## BEGIN Material to process

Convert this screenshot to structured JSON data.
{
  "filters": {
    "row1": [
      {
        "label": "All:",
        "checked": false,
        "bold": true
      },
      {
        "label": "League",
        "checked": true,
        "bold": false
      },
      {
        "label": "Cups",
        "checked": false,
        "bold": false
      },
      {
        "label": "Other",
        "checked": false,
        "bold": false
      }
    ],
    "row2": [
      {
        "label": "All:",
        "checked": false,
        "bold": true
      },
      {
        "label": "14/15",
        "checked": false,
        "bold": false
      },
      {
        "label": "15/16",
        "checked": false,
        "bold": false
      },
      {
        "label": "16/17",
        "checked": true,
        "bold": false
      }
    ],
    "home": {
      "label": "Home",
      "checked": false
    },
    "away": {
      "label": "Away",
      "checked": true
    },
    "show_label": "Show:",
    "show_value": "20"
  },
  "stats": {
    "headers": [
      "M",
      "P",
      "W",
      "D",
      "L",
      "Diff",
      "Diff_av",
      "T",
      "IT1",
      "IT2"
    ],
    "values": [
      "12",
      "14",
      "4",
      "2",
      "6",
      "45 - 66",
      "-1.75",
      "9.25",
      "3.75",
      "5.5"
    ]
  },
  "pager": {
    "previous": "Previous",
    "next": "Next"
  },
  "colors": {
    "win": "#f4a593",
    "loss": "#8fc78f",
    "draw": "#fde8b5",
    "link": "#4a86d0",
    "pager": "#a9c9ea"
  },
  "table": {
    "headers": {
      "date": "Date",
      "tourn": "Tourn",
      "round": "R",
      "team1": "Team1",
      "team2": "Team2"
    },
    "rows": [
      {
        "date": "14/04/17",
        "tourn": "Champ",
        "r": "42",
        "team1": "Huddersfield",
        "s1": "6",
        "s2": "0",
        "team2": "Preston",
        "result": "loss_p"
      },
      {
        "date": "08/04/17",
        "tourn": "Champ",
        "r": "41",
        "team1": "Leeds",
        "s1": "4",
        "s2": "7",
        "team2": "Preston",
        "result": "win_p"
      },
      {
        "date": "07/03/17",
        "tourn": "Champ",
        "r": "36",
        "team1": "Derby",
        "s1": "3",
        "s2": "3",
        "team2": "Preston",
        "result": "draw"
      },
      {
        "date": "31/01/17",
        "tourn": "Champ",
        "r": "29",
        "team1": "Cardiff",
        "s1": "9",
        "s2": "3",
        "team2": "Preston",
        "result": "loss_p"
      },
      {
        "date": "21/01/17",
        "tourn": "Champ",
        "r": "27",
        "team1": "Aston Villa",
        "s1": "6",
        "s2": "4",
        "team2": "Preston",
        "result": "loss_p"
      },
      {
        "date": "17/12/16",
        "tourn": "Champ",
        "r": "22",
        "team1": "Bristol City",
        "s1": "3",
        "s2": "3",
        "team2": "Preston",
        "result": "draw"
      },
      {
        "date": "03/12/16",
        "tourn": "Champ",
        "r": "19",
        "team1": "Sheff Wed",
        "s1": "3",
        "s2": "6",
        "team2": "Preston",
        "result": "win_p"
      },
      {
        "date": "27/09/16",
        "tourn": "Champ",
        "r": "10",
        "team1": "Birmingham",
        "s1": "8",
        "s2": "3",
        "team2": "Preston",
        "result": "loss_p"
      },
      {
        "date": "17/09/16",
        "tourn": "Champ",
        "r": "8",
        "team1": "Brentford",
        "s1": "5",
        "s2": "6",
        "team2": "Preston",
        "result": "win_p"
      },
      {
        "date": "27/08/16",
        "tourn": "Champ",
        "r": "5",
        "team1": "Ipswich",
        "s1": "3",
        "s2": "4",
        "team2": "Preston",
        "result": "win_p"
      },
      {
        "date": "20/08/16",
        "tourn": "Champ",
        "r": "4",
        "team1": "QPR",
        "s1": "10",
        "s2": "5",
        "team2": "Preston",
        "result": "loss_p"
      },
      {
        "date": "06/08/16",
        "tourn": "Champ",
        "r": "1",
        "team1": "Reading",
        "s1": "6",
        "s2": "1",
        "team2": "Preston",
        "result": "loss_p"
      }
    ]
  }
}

## END Material to process

Your instructions — Transcribe every entry word for word.

Problem solution —
Convert this screenshot to structured JSON data.
{
  "filters": {
    "row1": [
      {
        "label": "All:",
        "checked": false,
        "bold": true
      },
      {
        "label": "League",
        "checked": true,
        "bold": false
      },
      {
        "label": "Cups",
        "checked": false,
        "bold": false
      },
      {
        "label": "Other",
        "checked": false,
        "bold": false
      }
    ],
    "row2": [
      {
        "label": "All:",
        "checked": false,
        "bold": true
      },
      {
        "label": "14/15",
        "checked": false,
        "bold": false
      },
      {
        "label": "15/16",
        "checked": false,
        "bold": false
      },
      {
        "label": "16/17",
        "checked": true,
        "bold": false
      }
    ],
    "home": {
      "label": "Home",
      "checked": false
    },
    "away": {
      "label": "Away",
      "checked": true
    },
    "show_label": "Show:",
    "show_value": "20"
  },
  "stats": {
    "headers": [
      "M",
      "P",
      "W",
      "D",
      "L",
      "Diff",
      "Diff_av",
      "T",
      "IT1",
      "IT2"
    ],
    "values": [
      "12",
      "14",
      "4",
      "2",
      "6",
      "45 - 66",
      "-1.75",
      "9.25",
      "3.75",
      "5.5"
    ]
  },
  "pager": {
    "previous": "Previous",
    "next": "Next"
  },
  "colors": {
    "win": "#f4a593",
    "loss": "#8fc78f",
    "draw": "#fde8b5",
    "link": "#4a86d0",
    "pager": "#a9c9ea"
  },
  "table": {
    "headers": {
      "date": "Date",
      "tourn": "Tourn",
      "round": "R",
      "team1": "Team1",
      "team2": "Team2"
    },
    "rows": [
      {
        "date": "14/04/17",
        "tourn": "Champ",
        "r": "42",
        "team1": "Huddersfield",
        "s1": "6",
        "s2": "0",
        "team2": "Preston",
        "result": "loss_p"
      },
      {
        "date": "08/04/17",
        "tourn": "Champ",
        "r": "41",
        "team1": "Leeds",
        "s1": "4",
        "s2": "7",
        "team2": "Preston",
        "result": "win_p"
      },
      {
        "date": "07/03/17",
        "tourn": "Champ",
        "r": "36",
        "team1": "Derby",
        "s1": "3",
        "s2": "3",
        "team2": "Preston",
        "result": "draw"
      },
      {
        "date": "31/01/17",
        "tourn": "Champ",
        "r": "29",
        "team1": "Cardiff",
        "s1": "9",
        "s2": "3",
        "team2": "Preston",
        "result": "loss_p"
      },
      {
        "date": "21/01/17",
        "tourn": "Champ",
        "r": "27",
        "team1": "Aston Villa",
        "s1": "6",
        "s2": "4",
        "team2": "Preston",
        "result": "loss_p"
      },
      {
        "date": "17/12/16",
        "tourn": "Champ",
        "r": "22",
        "team1": "Bristol City",
        "s1": "3",
        "s2": "3",
        "team2": "Preston",
        "result": "draw"
      },
      {
        "date": "03/12/16",
        "tourn": "Champ",
        "r": "19",
        "team1": "Sheff Wed",
        "s1": "3",
        "s2": "6",
        "team2": "Preston",
        "result": "win_p"
      },
      {
        "date": "27/09/16",
        "tourn": "Champ",
        "r": "10",
        "team1": "Birmingham",
        "s1": "8",
        "s2": "3",
        "team2": "Preston",
        "result": "loss_p"
      },
      {
        "date": "17/09/16",
        "tourn": "Champ",
        "r": "8",
        "team1": "Brentford",
        "s1": "5",
        "s2": "6",
        "team2": "Preston",
        "result": "win_p"
      },
      {
        "date": "27/08/16",
        "tourn": "Champ",
        "r": "5",
        "team1": "Ipswich",
        "s1": "3",
        "s2": "4",
        "team2": "Preston",
        "result": "win_p"
      },
      {
        "date": "20/08/16",
        "tourn": "Champ",
        "r": "4",
        "team1": "QPR",
        "s1": "10",
        "s2": "5",
        "team2": "Preston",
        "result": "loss_p"
      },
      {
        "date": "06/08/16",
        "tourn": "Champ",
        "r": "1",
        "team1": "Reading",
        "s1": "6",
        "s2": "1",
        "team2": "Preston",
        "result": "loss_p"
      }
    ]
  }
}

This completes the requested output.